Rewrite the data from the line with "x-tick-label: 30 [534, 408, 548, 422]" to the line with "legend-label: CR or", changing "legend-label" to "legend-entry" and leaving everything else unchanged.

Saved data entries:
★ ★ ★ ★ ★

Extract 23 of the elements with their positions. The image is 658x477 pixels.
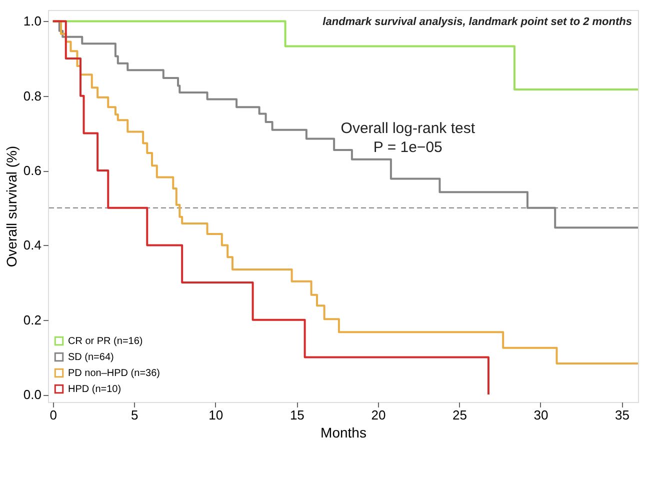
x-tick-label: 30 [534, 408, 548, 422]
x-tick-label: 10 [208, 408, 224, 422]
legend-label: PD non–HPD (n=36) [68, 368, 160, 379]
annotation: P = 1e−05 [373, 139, 442, 156]
legend-label: HPD (n=10) [68, 384, 122, 395]
legend-label: CR or PR (n=16) [68, 336, 143, 347]
x-tick-label: 15 [290, 408, 304, 422]
y-tick-label: 1.0 [23, 14, 42, 29]
x-tick-label: 20 [371, 408, 386, 422]
x-tick-label: 25 [452, 408, 467, 422]
y-axis-title: Overall survival (%) [3, 146, 20, 268]
legend-label: SD (n=64) [68, 352, 114, 363]
x-axis-title: Months [320, 424, 366, 440]
x-tick-label: 5 [131, 408, 138, 422]
x-tick-label: 35 [615, 408, 630, 422]
y-tick-label: 0.6 [23, 163, 42, 178]
x-tick-label: 0 [50, 408, 57, 422]
y-tick-label: 0.8 [23, 88, 42, 104]
annotation: Overall log-rank test [340, 120, 476, 137]
y-tick-label: 0.2 [23, 312, 42, 328]
y-tick-label: 0.4 [23, 238, 42, 253]
annotation: landmark survival analysis, landmark point set to 2 months [322, 16, 632, 28]
y-tick-label: 0.0 [23, 387, 42, 402]
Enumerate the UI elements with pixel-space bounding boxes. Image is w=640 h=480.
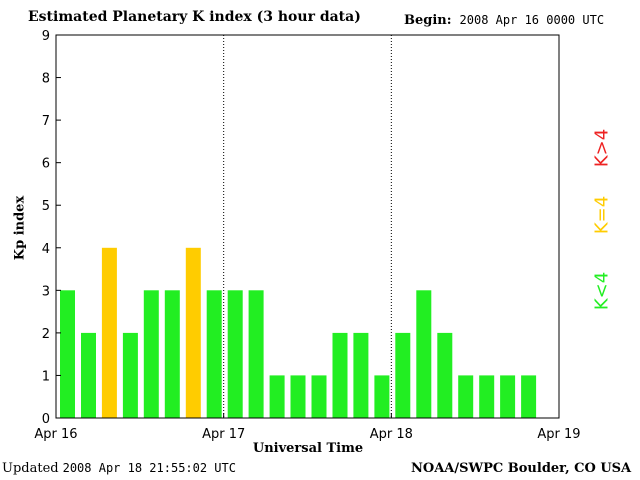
begin-label: Begin:	[404, 13, 452, 28]
updated-info: Updated 2008 Apr 18 21:55:02 UTC	[2, 461, 236, 476]
y-tick-label: 2	[42, 327, 50, 342]
kp-bar	[332, 332, 348, 418]
plot-frame	[55, 34, 560, 419]
kp-bar	[101, 247, 117, 418]
kp-bar	[311, 375, 327, 418]
y-tick-label: 5	[42, 199, 50, 214]
kp-bar	[458, 375, 474, 418]
y-tick-label: 0	[42, 412, 50, 427]
kp-bar	[122, 332, 138, 418]
updated-value: 2008 Apr 18 21:55:02 UTC	[62, 461, 236, 475]
kp-bar	[500, 375, 516, 418]
y-tick-label: 7	[42, 114, 50, 129]
chart-title: Estimated Planetary K index (3 hour data…	[28, 9, 361, 25]
y-tick-label: 1	[42, 369, 50, 384]
y-tick-label: 6	[42, 157, 50, 172]
kp-bar	[248, 290, 264, 418]
x-axis-label: Universal Time	[252, 441, 364, 456]
y-tick-label: 4	[42, 242, 50, 257]
begin-info: Begin: 2008 Apr 16 0000 UTC	[404, 13, 604, 28]
kp-bar	[206, 290, 222, 418]
kp-bar	[521, 375, 537, 418]
kp-bar	[374, 375, 390, 418]
kp-bar	[416, 290, 432, 418]
x-tick-label: Apr 17	[202, 427, 245, 442]
kp-bar	[290, 375, 306, 418]
kp-bar	[269, 375, 285, 418]
y-tick-label: 8	[42, 72, 50, 87]
y-tick-label: 3	[42, 284, 50, 299]
kp-bar	[353, 332, 369, 418]
kp-bar	[395, 332, 411, 418]
kp-bar	[81, 332, 96, 418]
y-tick-label: 9	[42, 29, 50, 44]
updated-label: Updated	[2, 461, 59, 476]
x-tick-label: Apr 16	[34, 427, 77, 442]
credit: NOAA/SWPC Boulder, CO USA	[411, 461, 632, 476]
kp-bar	[479, 375, 495, 418]
kp-bar	[60, 290, 75, 418]
kp-bar	[227, 290, 243, 418]
x-tick-label: Apr 19	[537, 427, 580, 442]
x-tick-label: Apr 18	[370, 427, 413, 442]
kp-bar	[437, 332, 453, 418]
kp-bar	[143, 290, 159, 418]
begin-value: 2008 Apr 16 0000 UTC	[459, 13, 605, 27]
kp-bar	[164, 290, 180, 418]
kp-bar	[185, 247, 201, 418]
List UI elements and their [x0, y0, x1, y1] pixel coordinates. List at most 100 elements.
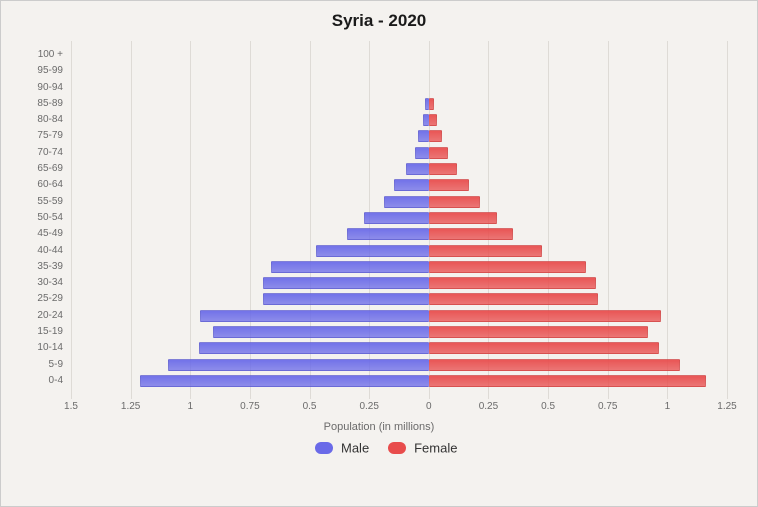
age-group-label: 45-49: [27, 226, 67, 242]
x-tick-label: 0.75: [598, 401, 617, 412]
pyramid-row: [71, 340, 727, 356]
pyramid-row: [71, 128, 727, 144]
female-bar: [429, 147, 448, 159]
pyramid-row: [71, 226, 727, 242]
female-bar: [429, 179, 470, 191]
male-bar: [213, 326, 429, 338]
female-bar: [429, 375, 706, 387]
age-group-label: 35-39: [27, 259, 67, 275]
bars-area: [71, 47, 727, 391]
male-bar: [140, 375, 429, 387]
female-bar: [429, 261, 586, 273]
pyramid-row: [71, 259, 727, 275]
female-bar: [429, 228, 514, 240]
female-bar: [429, 163, 458, 175]
male-bar: [394, 179, 429, 191]
male-bar: [384, 196, 429, 208]
age-group-label: 75-79: [27, 128, 67, 144]
female-bar: [429, 98, 434, 110]
male-bar: [415, 147, 429, 159]
pyramid-row: [71, 275, 727, 291]
x-tick-label: 1.25: [717, 401, 736, 412]
legend-female-label: Female: [414, 440, 457, 455]
pyramid-row: [71, 47, 727, 63]
age-group-label: 90-94: [27, 80, 67, 96]
pyramid-row: [71, 161, 727, 177]
age-group-label: 30-34: [27, 275, 67, 291]
age-group-label: 65-69: [27, 161, 67, 177]
female-bar: [429, 359, 681, 371]
male-bar: [168, 359, 429, 371]
pyramid-row: [71, 373, 727, 389]
x-axis: 1.51.2510.750.50.2500.250.50.7511.25: [71, 399, 727, 421]
male-bar: [406, 163, 429, 175]
pyramid-row: [71, 194, 727, 210]
male-bar: [364, 212, 428, 224]
age-group-label: 50-54: [27, 210, 67, 226]
x-tick-label: 0.5: [541, 401, 555, 412]
x-tick-label: 0.5: [303, 401, 317, 412]
female-bar: [429, 342, 659, 354]
age-group-label: 95-99: [27, 63, 67, 79]
female-bar: [429, 245, 542, 257]
age-group-label: 20-24: [27, 308, 67, 324]
female-bar: [429, 326, 648, 338]
age-group-label: 5-9: [27, 357, 67, 373]
age-group-label: 55-59: [27, 194, 67, 210]
pyramid-row: [71, 357, 727, 373]
pyramid-row: [71, 291, 727, 307]
age-group-label: 60-64: [27, 177, 67, 193]
female-bar: [429, 310, 662, 322]
male-bar: [263, 277, 429, 289]
male-bar: [263, 293, 429, 305]
x-tick-label: 1: [187, 401, 193, 412]
pyramid-row: [71, 243, 727, 259]
age-group-label: 10-14: [27, 340, 67, 356]
x-tick-label: 0: [426, 401, 432, 412]
pyramid-row: [71, 145, 727, 161]
female-bar: [429, 293, 598, 305]
chart-title: Syria - 2020: [15, 11, 743, 31]
male-swatch: [315, 442, 333, 454]
chart-container: Syria - 2020 100 +95-9990-9485-8980-8475…: [0, 0, 758, 507]
x-tick-label: 1: [665, 401, 671, 412]
pyramid-row: [71, 112, 727, 128]
pyramid-row: [71, 80, 727, 96]
x-tick-label: 1.25: [121, 401, 140, 412]
male-bar: [347, 228, 429, 240]
female-bar: [429, 130, 442, 142]
pyramid-row: [71, 324, 727, 340]
pyramid-row: [71, 63, 727, 79]
female-bar: [429, 196, 480, 208]
x-tick-label: 0.25: [479, 401, 498, 412]
female-bar: [429, 212, 497, 224]
plot-area: 100 +95-9990-9485-8980-8475-7970-7465-69…: [27, 41, 731, 421]
age-group-label: 100 +: [27, 47, 67, 63]
male-bar: [199, 342, 429, 354]
male-bar: [418, 130, 429, 142]
female-swatch: [388, 442, 406, 454]
y-axis-labels: 100 +95-9990-9485-8980-8475-7970-7465-69…: [27, 47, 67, 391]
age-group-label: 25-29: [27, 291, 67, 307]
age-group-label: 15-19: [27, 324, 67, 340]
age-group-label: 85-89: [27, 96, 67, 112]
male-bar: [271, 261, 428, 273]
male-bar: [200, 310, 429, 322]
x-tick-label: 0.25: [359, 401, 378, 412]
x-axis-title: Population (in millions): [15, 421, 743, 433]
legend: Male Female: [15, 439, 743, 457]
pyramid-row: [71, 210, 727, 226]
male-bar: [316, 245, 429, 257]
age-group-label: 0-4: [27, 373, 67, 389]
x-tick-label: 1.5: [64, 401, 78, 412]
female-bar: [429, 114, 437, 126]
age-group-label: 40-44: [27, 243, 67, 259]
age-group-label: 70-74: [27, 145, 67, 161]
female-bar: [429, 277, 596, 289]
legend-male-label: Male: [341, 440, 369, 455]
pyramid-row: [71, 96, 727, 112]
pyramid-row: [71, 308, 727, 324]
x-tick-label: 0.75: [240, 401, 259, 412]
age-group-label: 80-84: [27, 112, 67, 128]
pyramid-row: [71, 177, 727, 193]
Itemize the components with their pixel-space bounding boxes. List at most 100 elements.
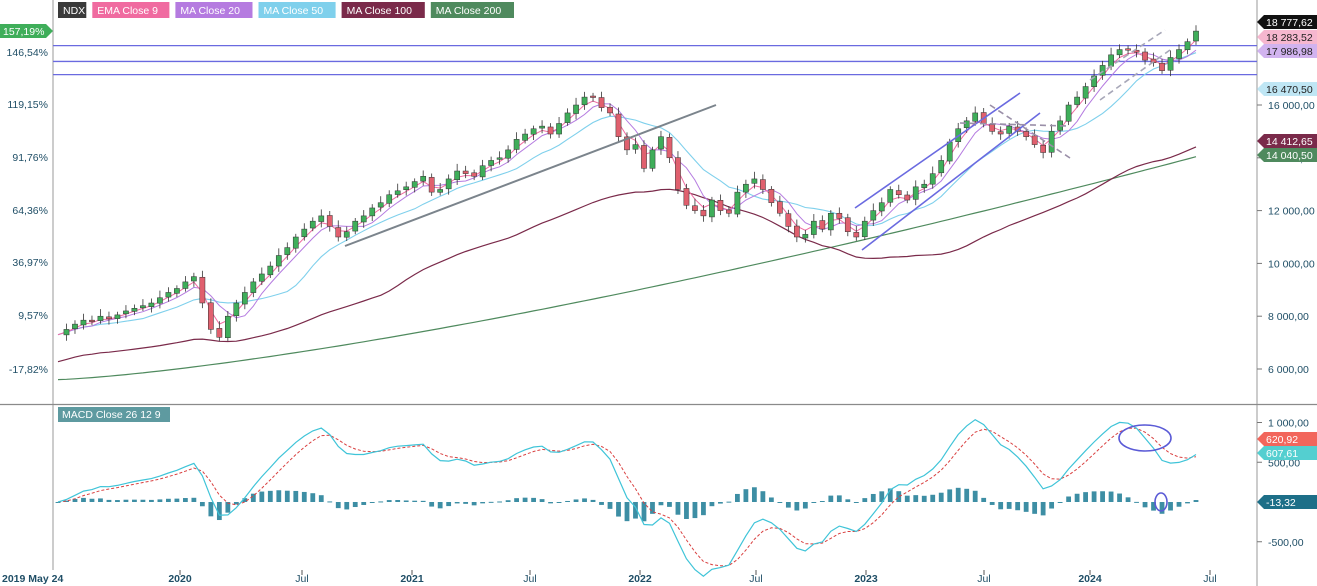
- candle: [726, 206, 732, 218]
- macd-histogram-bar: [166, 498, 171, 502]
- macd-histogram-bar: [1049, 502, 1055, 509]
- right-badge-label: 17 986,98: [1266, 46, 1313, 58]
- candle: [326, 210, 333, 232]
- macd-histogram-bar: [599, 502, 604, 505]
- x-axis-label: 2023: [854, 573, 878, 585]
- macd-histogram-bar: [641, 502, 647, 522]
- candle: [810, 214, 817, 239]
- macd-histogram-bar: [1032, 502, 1038, 514]
- candle: [904, 191, 911, 204]
- macd-histogram-bar: [327, 501, 333, 503]
- macd-histogram-bar: [174, 498, 180, 502]
- candle: [709, 196, 715, 223]
- candle: [632, 137, 639, 154]
- candle: [462, 165, 469, 179]
- candle: [870, 203, 877, 226]
- macd-peak-ellipse: [1118, 424, 1172, 452]
- macd-histogram-bar: [1117, 493, 1122, 502]
- macd-histogram-bar: [446, 502, 452, 507]
- macd-histogram-bar: [403, 500, 409, 502]
- left-tick-label: 36,97%: [12, 257, 48, 269]
- candle: [641, 140, 647, 173]
- macd-histogram-bar: [590, 499, 596, 502]
- macd-badge-label: 607,61: [1266, 448, 1298, 460]
- macd-histogram-bar: [250, 493, 256, 502]
- candle: [292, 233, 299, 253]
- legend-item: NDX: [58, 2, 87, 18]
- legend-label: MA Close 50: [264, 5, 324, 17]
- candle: [658, 130, 664, 155]
- candle: [836, 207, 843, 224]
- candle: [844, 213, 851, 237]
- macd-histogram-bar: [344, 502, 350, 510]
- macd-histogram-bar: [149, 499, 154, 502]
- macd-histogram-bar: [1023, 502, 1029, 512]
- candle: [386, 190, 393, 208]
- right-badge-label: 14 040,50: [1266, 150, 1313, 162]
- macd-histogram-bar: [964, 488, 970, 502]
- x-axis-label: 2022: [628, 573, 652, 585]
- candle: [284, 242, 291, 260]
- macd-histogram-bar: [191, 497, 197, 502]
- macd-histogram-bar: [947, 489, 953, 502]
- candle: [683, 183, 690, 210]
- macd-histogram-bar: [972, 490, 978, 502]
- candle: [675, 151, 681, 194]
- candle: [309, 217, 316, 232]
- candle: [734, 185, 741, 218]
- macd-histogram-bar: [539, 499, 545, 502]
- legend-label: EMA Close 9: [97, 5, 158, 17]
- macd-histogram-bar: [743, 489, 749, 502]
- macd-histogram-bar: [845, 499, 851, 502]
- candle: [887, 186, 894, 207]
- macd-panel: [52, 405, 1199, 577]
- candle: [853, 225, 860, 241]
- macd-histogram-bar: [692, 502, 698, 519]
- candle: [267, 261, 274, 278]
- macd-histogram-bar: [233, 502, 239, 505]
- macd-histogram-bar: [751, 487, 757, 502]
- right-badge: 16 470,50: [1257, 82, 1317, 96]
- macd-histogram-bar: [259, 491, 265, 502]
- candle: [989, 117, 996, 135]
- macd-histogram-bar: [582, 498, 587, 502]
- macd-histogram-bar: [684, 502, 689, 519]
- candle: [700, 205, 707, 222]
- macd-histogram-bar: [208, 502, 214, 517]
- candle: [624, 132, 630, 156]
- candle: [827, 210, 834, 236]
- macd-histogram-bar: [488, 501, 494, 503]
- candle: [1048, 124, 1055, 158]
- macd-histogram-bar: [352, 502, 358, 508]
- candle: [233, 299, 240, 322]
- candle: [445, 174, 452, 195]
- candle: [360, 210, 367, 228]
- candle: [717, 194, 724, 216]
- legend-item: MA Close 100: [341, 2, 425, 18]
- candle: [343, 226, 350, 242]
- candle: [377, 196, 384, 212]
- macd-histogram-bar: [1083, 492, 1088, 502]
- macd-histogram-bar: [862, 498, 868, 502]
- candle: [522, 128, 528, 144]
- macd-histogram-bar: [777, 502, 783, 503]
- macd-histogram-bar: [293, 490, 299, 502]
- macd-histogram-bar: [140, 499, 146, 502]
- macd-histogram-bar: [106, 499, 112, 502]
- macd-histogram-bar: [1134, 501, 1139, 503]
- wedge-lower: [1099, 49, 1171, 101]
- macd-histogram-bar: [1006, 502, 1012, 509]
- macd-histogram-bar: [548, 502, 553, 504]
- macd-histogram-bar: [420, 500, 426, 502]
- legend-item: MA Close 20: [175, 2, 253, 18]
- macd-histogram-bar: [735, 493, 740, 502]
- left-tick-label: 91,76%: [12, 152, 48, 164]
- candle: [403, 181, 410, 196]
- candle: [241, 286, 248, 310]
- macd-histogram-bar: [1176, 502, 1182, 507]
- legend-label: MA Close 200: [436, 5, 502, 17]
- x-axis-label: 2021: [400, 573, 424, 585]
- macd-histogram-bar: [701, 502, 706, 516]
- x-axis-labels: 2019 May 24 2020 Jul 2021 Jul 2022 Jul 2023 Jul 2…: [2, 570, 1217, 585]
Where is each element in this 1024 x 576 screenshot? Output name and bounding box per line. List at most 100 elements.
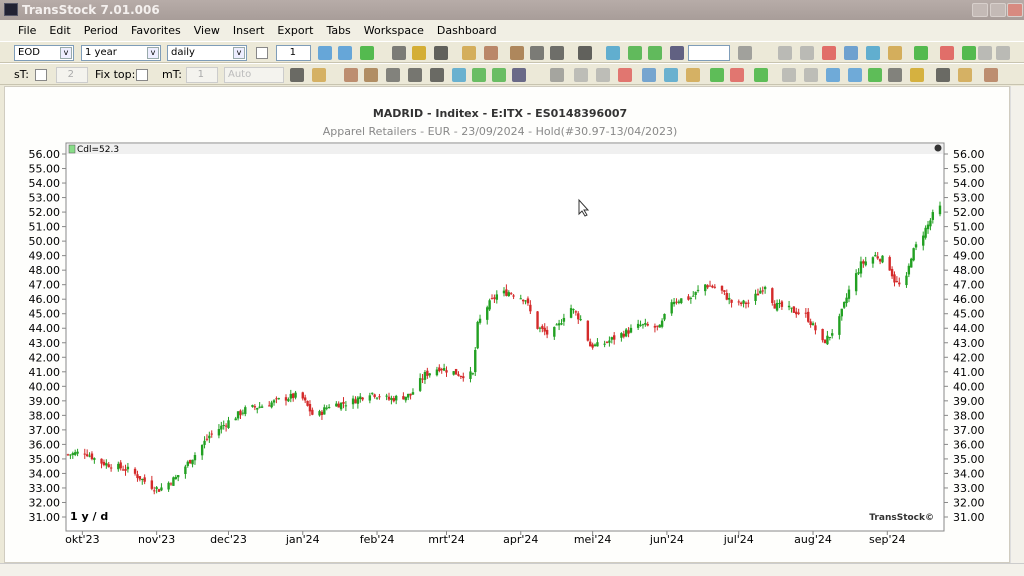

★ ★ ★ ★ ★

FULL ANSWER
x-tick-label: 30 [534, 408, 548, 422]
x-tick-label: 10 [208, 408, 224, 422]
legend-entry: PD non–HPD (n=36) [68, 368, 160, 379]
annotation: P = 1e−05 [373, 139, 442, 156]
legend-entry: HPD (n=10) [68, 384, 122, 395]
legend-entry: CR or PR (n=16) [68, 336, 143, 347]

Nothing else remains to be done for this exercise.